● Aim
Copy out every record below, word for word.

== Records to process

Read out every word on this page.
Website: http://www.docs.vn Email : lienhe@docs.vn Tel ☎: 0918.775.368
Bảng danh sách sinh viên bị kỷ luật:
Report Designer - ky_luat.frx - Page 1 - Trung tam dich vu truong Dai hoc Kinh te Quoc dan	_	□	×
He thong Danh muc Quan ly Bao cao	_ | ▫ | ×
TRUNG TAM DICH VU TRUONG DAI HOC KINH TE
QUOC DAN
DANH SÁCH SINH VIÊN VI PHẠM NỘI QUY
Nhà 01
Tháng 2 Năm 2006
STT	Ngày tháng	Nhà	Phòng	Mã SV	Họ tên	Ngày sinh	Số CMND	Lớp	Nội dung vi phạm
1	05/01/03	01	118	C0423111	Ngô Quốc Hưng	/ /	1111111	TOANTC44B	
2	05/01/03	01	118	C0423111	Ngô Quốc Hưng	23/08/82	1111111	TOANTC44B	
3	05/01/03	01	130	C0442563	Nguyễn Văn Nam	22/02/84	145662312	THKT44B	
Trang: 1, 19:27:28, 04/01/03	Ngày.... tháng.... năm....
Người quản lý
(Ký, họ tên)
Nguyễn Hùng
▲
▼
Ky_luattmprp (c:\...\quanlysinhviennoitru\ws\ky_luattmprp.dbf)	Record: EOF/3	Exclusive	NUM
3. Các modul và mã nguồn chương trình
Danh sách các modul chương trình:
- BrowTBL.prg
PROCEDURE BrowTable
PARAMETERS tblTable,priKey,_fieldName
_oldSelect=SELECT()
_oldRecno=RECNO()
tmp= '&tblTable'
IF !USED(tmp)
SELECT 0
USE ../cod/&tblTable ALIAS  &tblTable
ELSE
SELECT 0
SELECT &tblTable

====

● Full solution
Read out every word on this page.
Website: http://www.docs.vn Email : lienhe@docs.vn Tel ☎: 0918.775.368
Bảng danh sách sinh viên bị kỷ luật:
Report Designer - ky_luat.frx - Page 1 - Trung tam dich vu truong Dai hoc Kinh te Quoc dan	_	□	×
He thong Danh muc Quan ly Bao cao	_ | ▫ | ×
TRUNG TAM DICH VU TRUONG DAI HOC KINH TE
QUOC DAN
DANH SÁCH SINH VIÊN VI PHẠM NỘI QUY
Nhà 01
Tháng 2 Năm 2006
STT	Ngày tháng	Nhà	Phòng	Mã SV	Họ tên	Ngày sinh	Số CMND	Lớp	Nội dung vi phạm
1	05/01/03	01	118	C0423111	Ngô Quốc Hưng	/ /	1111111	TOANTC44B	
2	05/01/03	01	118	C0423111	Ngô Quốc Hưng	23/08/82	1111111	TOANTC44B	
3	05/01/03	01	130	C0442563	Nguyễn Văn Nam	22/02/84	145662312	THKT44B	
Trang: 1, 19:27:28, 04/01/03	Ngày.... tháng.... năm....
Người quản lý
(Ký, họ tên)
Nguyễn Hùng
▲
▼
Ky_luattmprp (c:\...\quanlysinhviennoitru\ws\ky_luattmprp.dbf)	Record: EOF/3	Exclusive	NUM
3. Các modul và mã nguồn chương trình
Danh sách các modul chương trình:
- BrowTBL.prg
PROCEDURE BrowTable
PARAMETERS tblTable,priKey,_fieldName
_oldSelect=SELECT()
_oldRecno=RECNO()
tmp= '&tblTable'
IF !USED(tmp)
SELECT 0
USE ../cod/&tblTable ALIAS  &tblTable
ELSE
SELECT 0
SELECT &tblTable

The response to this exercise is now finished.